Integrante da nona edição do programa Big Brother Brasil (BBB 9), da Rede Globo, a jornalista sul-mato-grossense Priscila Tavares protagonizou um momento interessante para os críticos da qualidade dos cursos superiores de Jornalismo no Brasil. Em meio a uma brincadeira de soletrar, foi pedido que Priscila decifrasse as letras da palavra ‘Greenpeace’. ‘O que é isso aí? Nunca ouvi falar, mas vamos lá: g-r-e-m-p-s’, disparou a morena – que obteve o diploma de Jornalismo pela Universidade Católica Dom Bosco (UCDB), de Campo Grande (MS).
Ainda confusa, ela perguntou aos companheiros de quarto o que significava a misteriosa palavra. Os outros brothers explicaram que se tratava do nome de uma conhecida ONG internacional de proteção ambiental. Para finalizar a lambança, a jornalista sul-mato-grossense tentou driblar a situação: ‘Também, não é uma palavra da nossa língua, né?’
A história pode até ser engraçada e, dados os dotes da protagonista, passível de rápido esquecimento. Ocorre que não é admissível que uma jornalista não saiba o que é o Greenpeace. Não que a atuação da ONG, sua história, propósitos ou inserção social sejam, obrigatoriamente, assuntos integrados ao cabedal de conhecimentos dos cursos de Comunicação Social. Mas a um jornalista exige-se, pelo menos, informação. Em pleno século 21, em uma época em que o meio-ambiente é foco de atenção constante da mídia e da sociedade, uma jornalista mostrar desconhecimento sobre uma das maiores entidades civis de proteção ao meio-ambiente – que desde 1971 ocupa o noticiário – é preocupante.

-------

• [Tarefas e exercícios]
1. Responda com base no texto sobre a jornalista do BBB 9:
(a) Por qual universidade Priscila Tavares obteve o diploma de Jornalismo?
(b) Como os outros participantes explicaram o que era o Greenpeace?
(c) Desde que ano, segundo o texto, a entidade ocupa o noticiário?
2. Dê continuidade ao texto sobre a jornalista do BBB 9 a partir da última frase apresentada.

• [Trecho dos dados]
-------

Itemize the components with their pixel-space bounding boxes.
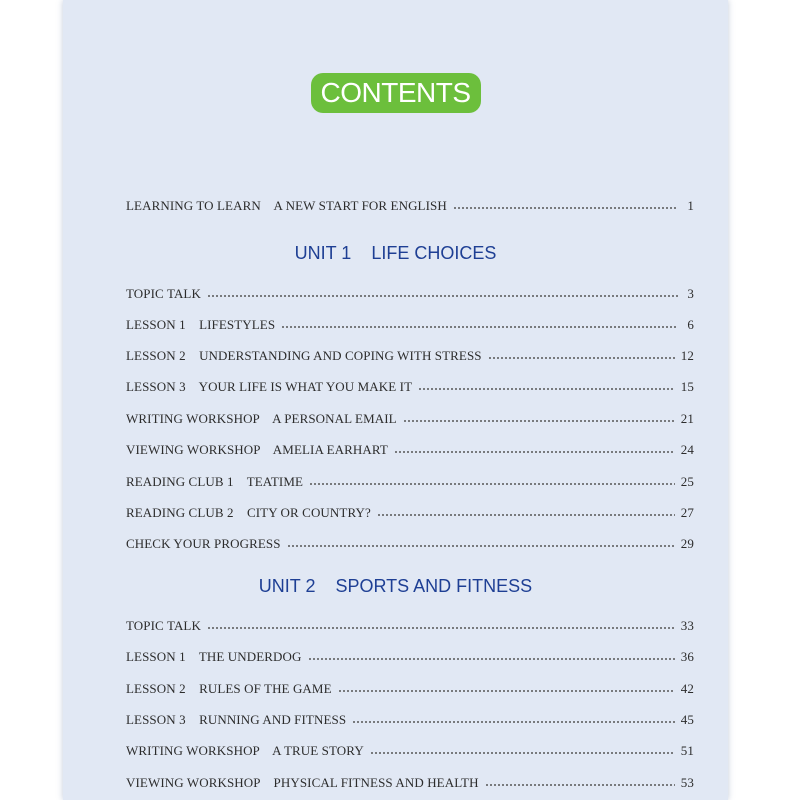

-------

• [Respostas abaixo]
1.
(a) Pela Universidade Católica Dom Bosco (UCDB), de Campo Grande (MS).
(b) Explicaram que se tratava do nome de uma conhecida ONG internacional de proteção ambiental.
(c) Desde 1971.

2.
Qualificação aquém das exigências
O papelão de Priscila remete a uma questão muito mais importante, a da qualidade dos cursos de Jornalismo no país. Hoje, segundo dados do Instituto Nacional de Estudos e Pesquisas (Inep), há 534 instituições superiores de ensino registradas no Ministério da Educação (MEC) que oferecem cursos de Jornalismo e Comunicação Social. Dessas, 296 são instituições particulares. Em 2006, também de acordo com o Inep, 27.969 estudantes se graduaram em Jornalismo em todo o país. O fato é que, de forma geral (há honrosas exceções, é claro), estes jornalistas colocam o canudo debaixo do braço sem a mínima condição de exercer a profissão, por simples falta de cultura e conhecimento geral – premissas básicas para exercer este ofício.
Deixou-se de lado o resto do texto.